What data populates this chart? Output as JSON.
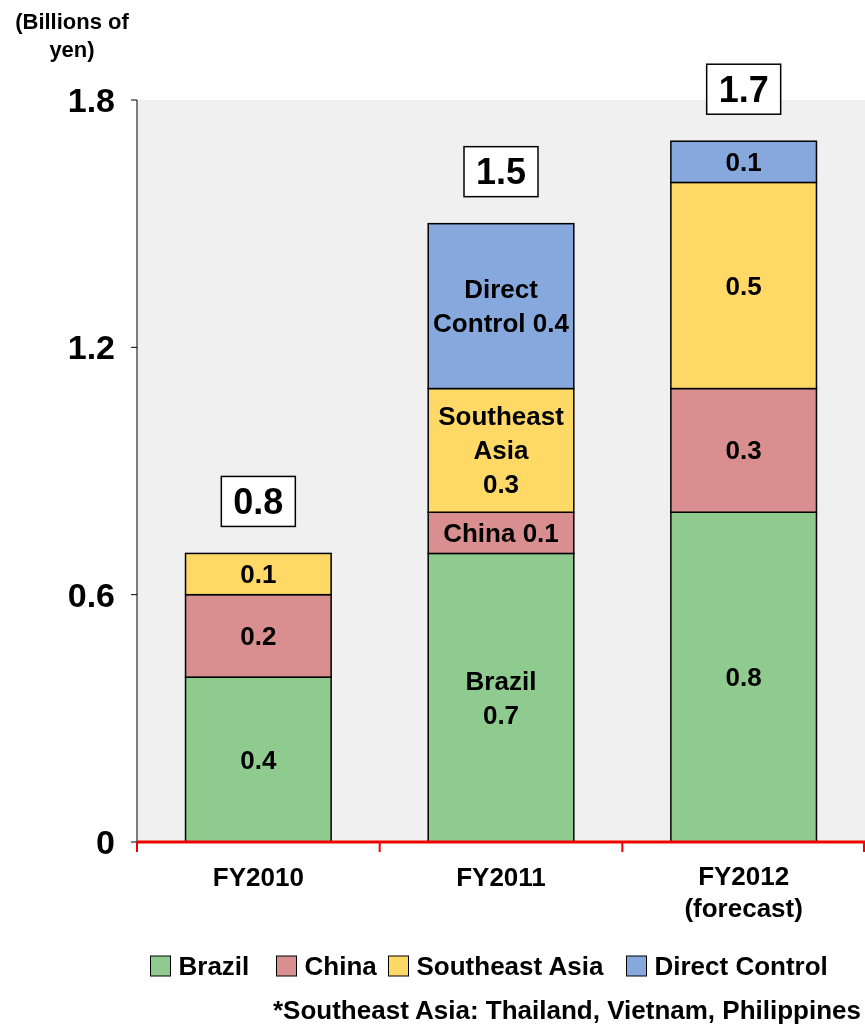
{
  "chart_data": {
    "type": "bar",
    "stacked": true,
    "ylabel": "(Billions of yen)",
    "categories": [
      "FY2010",
      "FY2011",
      "FY2012\n(forecast)"
    ],
    "series": [
      {
        "name": "Brazil",
        "color": "#8fca8f",
        "values": [
          0.4,
          0.7,
          0.8
        ],
        "value_labels": [
          "0.4",
          "Brazil\n0.7",
          "0.8"
        ]
      },
      {
        "name": "China",
        "color": "#d98f8f",
        "values": [
          0.2,
          0.1,
          0.3
        ],
        "value_labels": [
          "0.2",
          "China 0.1",
          "0.3"
        ]
      },
      {
        "name": "Southeast Asia",
        "color": "#ffd966",
        "values": [
          0.1,
          0.3,
          0.5
        ],
        "value_labels": [
          "0.1",
          "Southeast\nAsia\n0.3",
          "0.5"
        ]
      },
      {
        "name": "Direct Control",
        "color": "#86a8dc",
        "values": [
          null,
          0.4,
          0.1
        ],
        "value_labels": [
          null,
          "Direct\nControl 0.4",
          "0.1"
        ]
      }
    ],
    "totals": [
      "0.8",
      "1.5",
      "1.7"
    ],
    "ylim": [
      0,
      1.8
    ],
    "yticks": [
      0,
      0.6,
      1.2,
      1.8
    ],
    "grid": false,
    "legend": "bottom",
    "annotations": [
      "*Southeast Asia: Thailand, Vietnam, Philippines"
    ]
  }
}
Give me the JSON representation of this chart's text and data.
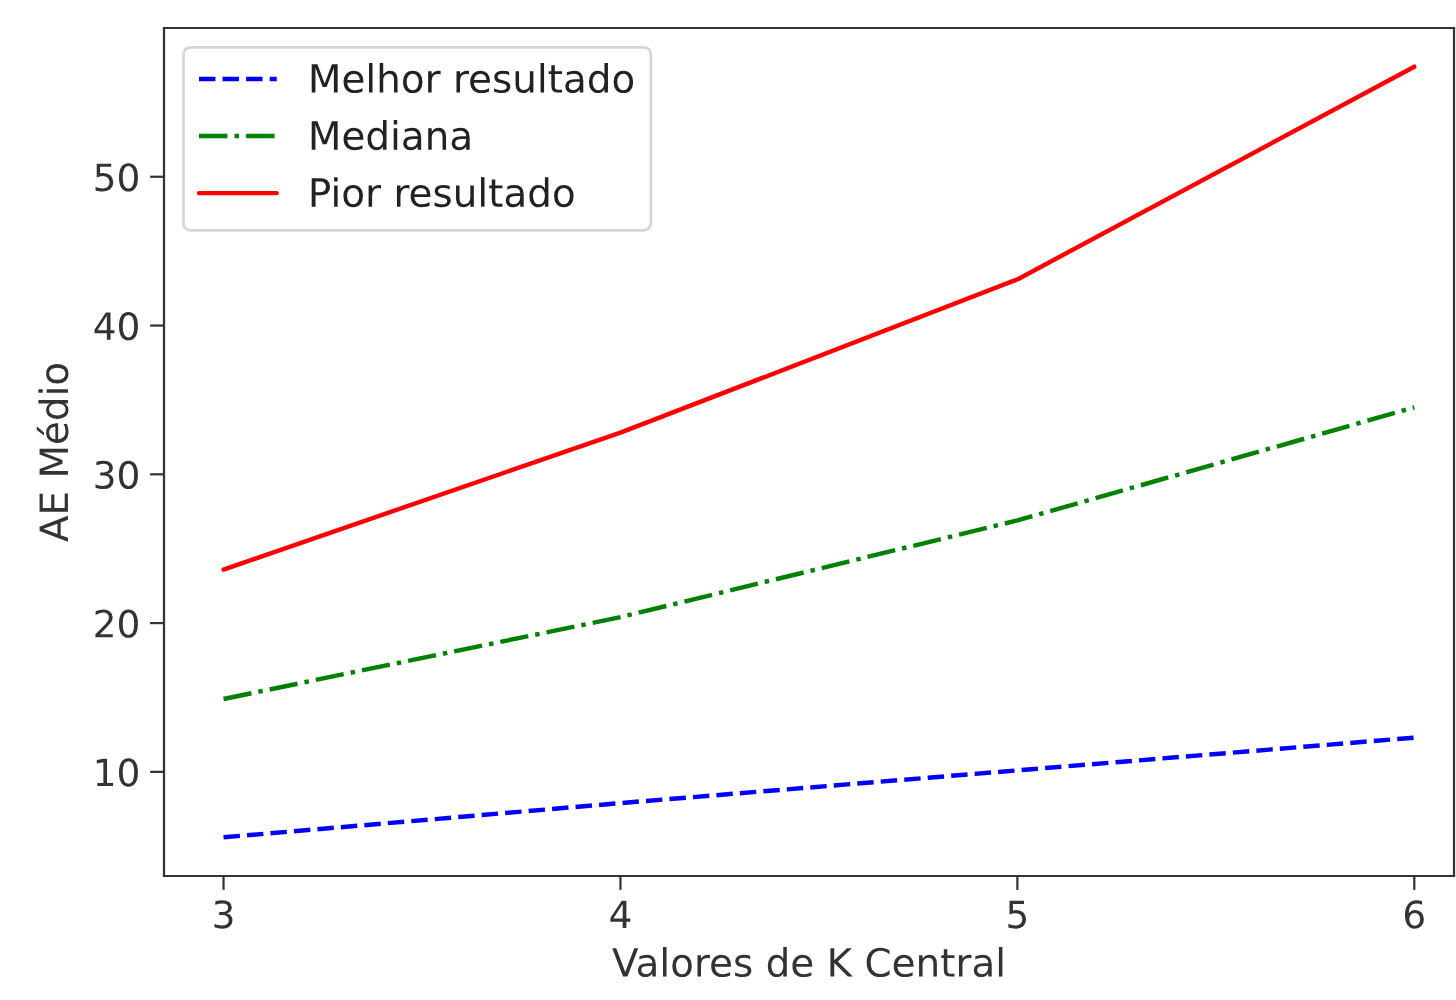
{
  "chart_data": {
    "type": "line",
    "xlabel": "Valores de K Central",
    "ylabel": "AE Médio",
    "x": [
      3,
      4,
      5,
      6
    ],
    "series": [
      {
        "name": "Melhor resultado",
        "color": "#0000ff",
        "line_style": "dashed",
        "values": [
          5.6,
          7.9,
          10.1,
          12.3
        ]
      },
      {
        "name": "Mediana",
        "color": "#008000",
        "line_style": "dashdot",
        "values": [
          14.9,
          20.4,
          26.9,
          34.5
        ]
      },
      {
        "name": "Pior resultado",
        "color": "#ff0000",
        "line_style": "solid",
        "values": [
          23.6,
          32.8,
          43.1,
          57.4
        ]
      }
    ],
    "xlim": [
      2.85,
      6.1
    ],
    "xticks": [
      3,
      4,
      5,
      6
    ],
    "ylim": [
      3.0,
      60.0
    ],
    "yticks": [
      10,
      20,
      30,
      40,
      50
    ],
    "grid": false,
    "legend": "top left",
    "marker": "none"
  }
}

■ ■ ■

EXERCISE INSTRUCTIONS: Every line of text is to be repeated exactly; pictures are left out.

RESULT OF THIS EXERCISE:
What data populates this chart? Output as JSON.
{
  "chart_data": {
    "type": "bar",
    "stacked": true,
    "ylabel": "(Billions of yen)",
    "categories": [
      "FY2010",
      "FY2011",
      "FY2012\n(forecast)"
    ],
    "series": [
      {
        "name": "Brazil",
        "color": "#8fca8f",
        "values": [
          0.4,
          0.7,
          0.8
        ],
        "value_labels": [
          "0.4",
          "Brazil\n0.7",
          "0.8"
        ]
      },
      {
        "name": "China",
        "color": "#d98f8f",
        "values": [
          0.2,
          0.1,
          0.3
        ],
        "value_labels": [
          "0.2",
          "China 0.1",
          "0.3"
        ]
      },
      {
        "name": "Southeast Asia",
        "color": "#ffd966",
        "values": [
          0.1,
          0.3,
          0.5
        ],
        "value_labels": [
          "0.1",
          "Southeast\nAsia\n0.3",
          "0.5"
        ]
      },
      {
        "name": "Direct Control",
        "color": "#86a8dc",
        "values": [
          null,
          0.4,
          0.1
        ],
        "value_labels": [
          null,
          "Direct\nControl 0.4",
          "0.1"
        ]
      }
    ],
    "totals": [
      "0.8",
      "1.5",
      "1.7"
    ],
    "ylim": [
      0,
      1.8
    ],
    "yticks": [
      0,
      0.6,
      1.2,
      1.8
    ],
    "grid": false,
    "legend": "bottom",
    "annotations": [
      "*Southeast Asia: Thailand, Vietnam, Philippines"
    ]
  }
}
Give me the JSON representation of this chart's text and data.
{
  "chart_data": {
    "type": "line",
    "xlabel": "Valores de K Central",
    "ylabel": "AE Médio",
    "x": [
      3,
      4,
      5,
      6
    ],
    "series": [
      {
        "name": "Melhor resultado",
        "color": "#0000ff",
        "line_style": "dashed",
        "values": [
          5.6,
          7.9,
          10.1,
          12.3
        ]
      },
      {
        "name": "Mediana",
        "color": "#008000",
        "line_style": "dashdot",
        "values": [
          14.9,
          20.4,
          26.9,
          34.5
        ]
      },
      {
        "name": "Pior resultado",
        "color": "#ff0000",
        "line_style": "solid",
        "values": [
          23.6,
          32.8,
          43.1,
          57.4
        ]
      }
    ],
    "xlim": [
      2.85,
      6.1
    ],
    "xticks": [
      3,
      4,
      5,
      6
    ],
    "ylim": [
      3.0,
      60.0
    ],
    "yticks": [
      10,
      20,
      30,
      40,
      50
    ],
    "grid": false,
    "legend": "top left",
    "marker": "none"
  }
}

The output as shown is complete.